* **WRITTEN EXERCISE**: Where a line below holds the string "会社や管理部門", copy that line.

[Dataset listings of figures]
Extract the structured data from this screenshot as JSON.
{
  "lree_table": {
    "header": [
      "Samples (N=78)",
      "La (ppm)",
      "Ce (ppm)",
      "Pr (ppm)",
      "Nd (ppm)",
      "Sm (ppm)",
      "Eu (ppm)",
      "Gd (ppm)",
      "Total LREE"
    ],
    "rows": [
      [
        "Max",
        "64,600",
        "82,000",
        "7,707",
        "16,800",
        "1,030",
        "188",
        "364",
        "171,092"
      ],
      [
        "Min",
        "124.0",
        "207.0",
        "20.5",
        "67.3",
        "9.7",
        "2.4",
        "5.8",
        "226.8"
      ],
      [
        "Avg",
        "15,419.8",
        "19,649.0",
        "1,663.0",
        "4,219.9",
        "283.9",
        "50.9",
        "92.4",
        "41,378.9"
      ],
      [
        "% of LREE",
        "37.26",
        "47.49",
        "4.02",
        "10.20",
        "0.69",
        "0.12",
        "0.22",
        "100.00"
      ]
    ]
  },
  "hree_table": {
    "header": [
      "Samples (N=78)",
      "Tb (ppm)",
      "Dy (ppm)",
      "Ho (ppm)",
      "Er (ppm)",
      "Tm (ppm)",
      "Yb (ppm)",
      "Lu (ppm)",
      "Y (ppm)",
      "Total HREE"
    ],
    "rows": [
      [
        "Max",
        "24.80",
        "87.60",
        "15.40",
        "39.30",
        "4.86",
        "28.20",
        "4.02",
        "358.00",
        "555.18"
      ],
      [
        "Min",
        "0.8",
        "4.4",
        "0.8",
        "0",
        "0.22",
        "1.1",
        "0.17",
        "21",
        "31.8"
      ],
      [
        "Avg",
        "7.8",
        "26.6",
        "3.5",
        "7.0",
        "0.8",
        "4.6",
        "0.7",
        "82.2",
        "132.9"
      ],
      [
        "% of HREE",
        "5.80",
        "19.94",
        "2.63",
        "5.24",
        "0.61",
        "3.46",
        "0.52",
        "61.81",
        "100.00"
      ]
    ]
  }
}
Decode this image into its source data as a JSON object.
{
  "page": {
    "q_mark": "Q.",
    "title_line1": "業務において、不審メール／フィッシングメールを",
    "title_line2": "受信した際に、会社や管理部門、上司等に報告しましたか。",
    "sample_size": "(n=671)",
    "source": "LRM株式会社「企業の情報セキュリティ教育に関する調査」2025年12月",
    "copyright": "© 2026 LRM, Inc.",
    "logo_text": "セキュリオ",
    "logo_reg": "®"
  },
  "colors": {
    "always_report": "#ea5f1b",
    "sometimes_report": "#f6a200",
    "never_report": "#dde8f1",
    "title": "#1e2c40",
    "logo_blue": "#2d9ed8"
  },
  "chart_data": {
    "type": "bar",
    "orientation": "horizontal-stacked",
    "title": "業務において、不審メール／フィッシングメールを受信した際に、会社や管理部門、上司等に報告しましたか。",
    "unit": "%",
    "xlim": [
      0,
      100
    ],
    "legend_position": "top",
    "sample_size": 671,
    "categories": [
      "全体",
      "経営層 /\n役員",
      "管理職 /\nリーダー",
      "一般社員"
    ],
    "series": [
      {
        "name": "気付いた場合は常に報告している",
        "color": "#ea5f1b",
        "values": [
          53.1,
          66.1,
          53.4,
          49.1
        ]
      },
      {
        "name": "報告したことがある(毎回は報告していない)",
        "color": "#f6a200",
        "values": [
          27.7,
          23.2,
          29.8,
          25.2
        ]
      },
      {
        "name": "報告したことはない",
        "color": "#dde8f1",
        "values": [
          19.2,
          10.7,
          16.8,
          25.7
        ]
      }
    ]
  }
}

* **EXERCISE SOLUTION**:
    "title_line2": "受信した際に、会社や管理部門、上司等に報告しましたか。",
    "title": "業務において、不審メール／フィッシングメールを受信した際に、会社や管理部門、上司等に報告しましたか。",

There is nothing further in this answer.